>> begin Exercise material
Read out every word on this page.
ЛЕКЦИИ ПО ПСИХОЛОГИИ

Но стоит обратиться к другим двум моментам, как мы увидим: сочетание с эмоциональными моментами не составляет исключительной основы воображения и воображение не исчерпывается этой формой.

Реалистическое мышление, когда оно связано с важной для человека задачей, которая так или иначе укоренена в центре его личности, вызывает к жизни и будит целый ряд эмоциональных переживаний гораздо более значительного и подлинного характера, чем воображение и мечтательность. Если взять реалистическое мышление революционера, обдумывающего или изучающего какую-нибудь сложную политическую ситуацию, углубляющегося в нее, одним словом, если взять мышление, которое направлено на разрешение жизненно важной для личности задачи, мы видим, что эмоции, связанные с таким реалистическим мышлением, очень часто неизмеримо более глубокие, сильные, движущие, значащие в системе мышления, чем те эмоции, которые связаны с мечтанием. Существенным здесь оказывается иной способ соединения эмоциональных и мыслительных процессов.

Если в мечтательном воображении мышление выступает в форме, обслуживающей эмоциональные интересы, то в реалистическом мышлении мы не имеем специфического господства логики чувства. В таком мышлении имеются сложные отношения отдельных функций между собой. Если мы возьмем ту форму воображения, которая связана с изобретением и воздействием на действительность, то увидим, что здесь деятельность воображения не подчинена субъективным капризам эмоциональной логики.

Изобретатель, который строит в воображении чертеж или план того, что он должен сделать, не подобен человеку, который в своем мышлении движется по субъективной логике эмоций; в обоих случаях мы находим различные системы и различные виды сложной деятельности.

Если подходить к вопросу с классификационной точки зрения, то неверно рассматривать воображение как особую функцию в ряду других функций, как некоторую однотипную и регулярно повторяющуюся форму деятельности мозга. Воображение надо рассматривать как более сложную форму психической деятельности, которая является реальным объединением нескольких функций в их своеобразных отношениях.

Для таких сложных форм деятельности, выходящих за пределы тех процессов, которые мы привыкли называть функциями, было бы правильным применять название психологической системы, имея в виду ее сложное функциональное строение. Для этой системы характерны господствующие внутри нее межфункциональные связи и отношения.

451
>> end Exercise material
>> begin Exercise material
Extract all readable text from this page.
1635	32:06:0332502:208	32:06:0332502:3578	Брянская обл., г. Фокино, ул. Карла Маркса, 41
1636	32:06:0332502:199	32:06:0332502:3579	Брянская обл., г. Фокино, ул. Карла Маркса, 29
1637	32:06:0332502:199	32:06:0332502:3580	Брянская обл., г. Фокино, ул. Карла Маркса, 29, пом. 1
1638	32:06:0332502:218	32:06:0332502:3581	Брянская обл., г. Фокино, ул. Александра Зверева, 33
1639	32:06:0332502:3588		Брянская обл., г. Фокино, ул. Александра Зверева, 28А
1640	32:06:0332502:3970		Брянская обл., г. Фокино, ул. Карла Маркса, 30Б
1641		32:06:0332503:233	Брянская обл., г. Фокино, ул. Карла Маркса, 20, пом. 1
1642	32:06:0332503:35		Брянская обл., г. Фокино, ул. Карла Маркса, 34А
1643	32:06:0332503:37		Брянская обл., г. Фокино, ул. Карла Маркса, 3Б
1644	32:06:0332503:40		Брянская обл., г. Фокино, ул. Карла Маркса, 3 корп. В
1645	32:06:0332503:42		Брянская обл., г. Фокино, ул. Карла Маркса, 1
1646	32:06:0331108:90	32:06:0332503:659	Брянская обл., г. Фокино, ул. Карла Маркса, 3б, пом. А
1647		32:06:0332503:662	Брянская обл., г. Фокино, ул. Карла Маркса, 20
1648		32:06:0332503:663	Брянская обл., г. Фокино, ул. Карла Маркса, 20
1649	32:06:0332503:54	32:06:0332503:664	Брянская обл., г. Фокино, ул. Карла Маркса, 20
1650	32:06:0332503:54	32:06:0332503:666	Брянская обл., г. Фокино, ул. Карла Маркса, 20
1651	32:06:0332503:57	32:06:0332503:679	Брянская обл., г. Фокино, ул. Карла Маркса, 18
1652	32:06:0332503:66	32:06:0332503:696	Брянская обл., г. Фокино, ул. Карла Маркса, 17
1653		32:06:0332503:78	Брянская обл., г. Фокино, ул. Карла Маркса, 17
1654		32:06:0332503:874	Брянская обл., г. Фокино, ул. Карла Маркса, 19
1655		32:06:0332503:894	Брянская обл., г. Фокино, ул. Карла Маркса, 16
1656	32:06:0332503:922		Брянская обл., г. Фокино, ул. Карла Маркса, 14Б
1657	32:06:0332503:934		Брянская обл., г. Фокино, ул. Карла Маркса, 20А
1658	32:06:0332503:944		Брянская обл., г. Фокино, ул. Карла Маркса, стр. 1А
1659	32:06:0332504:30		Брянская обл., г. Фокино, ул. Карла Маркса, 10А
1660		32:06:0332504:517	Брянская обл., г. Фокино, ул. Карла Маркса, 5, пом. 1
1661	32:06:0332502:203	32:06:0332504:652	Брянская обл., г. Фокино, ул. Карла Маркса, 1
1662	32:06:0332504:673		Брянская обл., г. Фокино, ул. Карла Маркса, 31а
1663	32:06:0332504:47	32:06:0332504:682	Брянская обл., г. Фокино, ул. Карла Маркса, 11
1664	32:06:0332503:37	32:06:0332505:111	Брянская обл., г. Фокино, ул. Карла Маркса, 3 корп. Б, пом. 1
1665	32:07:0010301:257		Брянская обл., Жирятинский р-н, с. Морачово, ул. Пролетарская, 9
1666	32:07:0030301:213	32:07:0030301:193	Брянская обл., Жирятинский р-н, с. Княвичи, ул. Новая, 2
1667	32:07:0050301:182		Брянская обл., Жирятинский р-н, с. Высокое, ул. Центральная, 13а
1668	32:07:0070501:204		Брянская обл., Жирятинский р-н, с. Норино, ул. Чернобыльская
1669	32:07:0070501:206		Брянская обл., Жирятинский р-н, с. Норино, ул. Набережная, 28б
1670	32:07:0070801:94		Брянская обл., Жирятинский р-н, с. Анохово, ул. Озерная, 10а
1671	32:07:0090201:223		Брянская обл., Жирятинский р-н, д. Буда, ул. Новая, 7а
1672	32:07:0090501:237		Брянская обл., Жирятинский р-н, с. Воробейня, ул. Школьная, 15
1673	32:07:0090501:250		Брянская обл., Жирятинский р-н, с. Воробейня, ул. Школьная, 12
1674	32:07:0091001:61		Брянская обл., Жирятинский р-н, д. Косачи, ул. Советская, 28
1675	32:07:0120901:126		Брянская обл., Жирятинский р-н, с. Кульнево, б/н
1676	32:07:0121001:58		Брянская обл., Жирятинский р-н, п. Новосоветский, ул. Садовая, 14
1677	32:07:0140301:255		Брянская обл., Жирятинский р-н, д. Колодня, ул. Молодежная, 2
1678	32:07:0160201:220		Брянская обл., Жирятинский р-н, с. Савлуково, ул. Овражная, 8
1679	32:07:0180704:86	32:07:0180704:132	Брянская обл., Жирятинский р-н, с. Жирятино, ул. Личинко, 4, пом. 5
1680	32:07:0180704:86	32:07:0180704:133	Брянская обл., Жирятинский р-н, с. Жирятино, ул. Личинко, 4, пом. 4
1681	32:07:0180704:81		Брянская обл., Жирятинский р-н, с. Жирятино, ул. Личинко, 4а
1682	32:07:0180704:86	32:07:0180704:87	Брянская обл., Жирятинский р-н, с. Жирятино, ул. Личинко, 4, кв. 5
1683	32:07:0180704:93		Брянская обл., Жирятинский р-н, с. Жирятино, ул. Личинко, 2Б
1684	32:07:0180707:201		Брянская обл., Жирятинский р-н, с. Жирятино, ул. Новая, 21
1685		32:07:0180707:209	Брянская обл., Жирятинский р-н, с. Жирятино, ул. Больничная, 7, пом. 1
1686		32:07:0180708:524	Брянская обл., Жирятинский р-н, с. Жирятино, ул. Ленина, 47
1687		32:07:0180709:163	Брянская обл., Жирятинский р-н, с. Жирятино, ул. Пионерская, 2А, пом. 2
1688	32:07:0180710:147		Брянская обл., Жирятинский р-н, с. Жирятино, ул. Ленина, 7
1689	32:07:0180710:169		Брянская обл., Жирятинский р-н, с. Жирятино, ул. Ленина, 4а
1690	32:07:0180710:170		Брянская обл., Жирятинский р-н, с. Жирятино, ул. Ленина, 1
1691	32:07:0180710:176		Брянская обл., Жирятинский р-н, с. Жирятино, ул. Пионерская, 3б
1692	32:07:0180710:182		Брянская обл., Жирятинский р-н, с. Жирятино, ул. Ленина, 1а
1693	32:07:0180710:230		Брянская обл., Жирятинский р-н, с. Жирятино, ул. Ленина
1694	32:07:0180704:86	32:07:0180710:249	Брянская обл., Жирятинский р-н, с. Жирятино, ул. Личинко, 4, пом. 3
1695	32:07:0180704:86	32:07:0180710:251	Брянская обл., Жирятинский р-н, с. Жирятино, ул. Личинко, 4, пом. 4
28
>> end Exercise material
>> begin Exercise material
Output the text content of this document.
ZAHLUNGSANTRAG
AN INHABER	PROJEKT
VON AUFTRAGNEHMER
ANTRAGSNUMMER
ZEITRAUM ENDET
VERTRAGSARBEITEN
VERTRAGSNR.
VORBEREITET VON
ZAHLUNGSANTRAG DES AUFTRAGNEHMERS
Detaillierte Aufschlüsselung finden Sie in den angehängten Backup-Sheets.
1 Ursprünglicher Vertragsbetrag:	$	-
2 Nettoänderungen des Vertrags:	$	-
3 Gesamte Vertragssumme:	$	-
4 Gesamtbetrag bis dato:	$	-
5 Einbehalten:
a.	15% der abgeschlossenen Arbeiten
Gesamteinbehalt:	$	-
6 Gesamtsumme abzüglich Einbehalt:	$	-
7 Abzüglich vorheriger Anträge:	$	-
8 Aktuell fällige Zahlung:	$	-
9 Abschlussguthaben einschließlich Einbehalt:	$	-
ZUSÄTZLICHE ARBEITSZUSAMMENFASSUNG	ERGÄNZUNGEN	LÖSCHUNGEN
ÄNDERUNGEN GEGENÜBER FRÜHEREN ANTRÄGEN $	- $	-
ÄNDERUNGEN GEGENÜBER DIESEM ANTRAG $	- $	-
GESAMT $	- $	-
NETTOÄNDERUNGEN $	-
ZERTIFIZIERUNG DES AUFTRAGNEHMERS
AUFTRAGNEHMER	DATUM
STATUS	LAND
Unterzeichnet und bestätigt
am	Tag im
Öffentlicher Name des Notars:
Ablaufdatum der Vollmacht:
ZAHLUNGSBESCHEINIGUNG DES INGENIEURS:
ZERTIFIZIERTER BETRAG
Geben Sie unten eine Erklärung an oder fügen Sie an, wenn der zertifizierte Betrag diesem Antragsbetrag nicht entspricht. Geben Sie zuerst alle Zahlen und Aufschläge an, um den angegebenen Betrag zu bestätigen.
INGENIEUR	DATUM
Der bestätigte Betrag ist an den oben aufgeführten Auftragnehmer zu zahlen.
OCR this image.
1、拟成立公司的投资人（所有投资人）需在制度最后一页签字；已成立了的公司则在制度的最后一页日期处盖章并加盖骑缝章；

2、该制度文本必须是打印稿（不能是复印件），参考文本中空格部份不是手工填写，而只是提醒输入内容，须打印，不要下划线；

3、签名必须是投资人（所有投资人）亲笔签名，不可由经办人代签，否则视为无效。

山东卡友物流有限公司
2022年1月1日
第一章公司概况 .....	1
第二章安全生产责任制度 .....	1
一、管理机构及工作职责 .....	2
>> end Exercise material
Your task: Report how many lines of the listing hold the string "GEGENÜBER", giving only the number.

Solved exercise: 2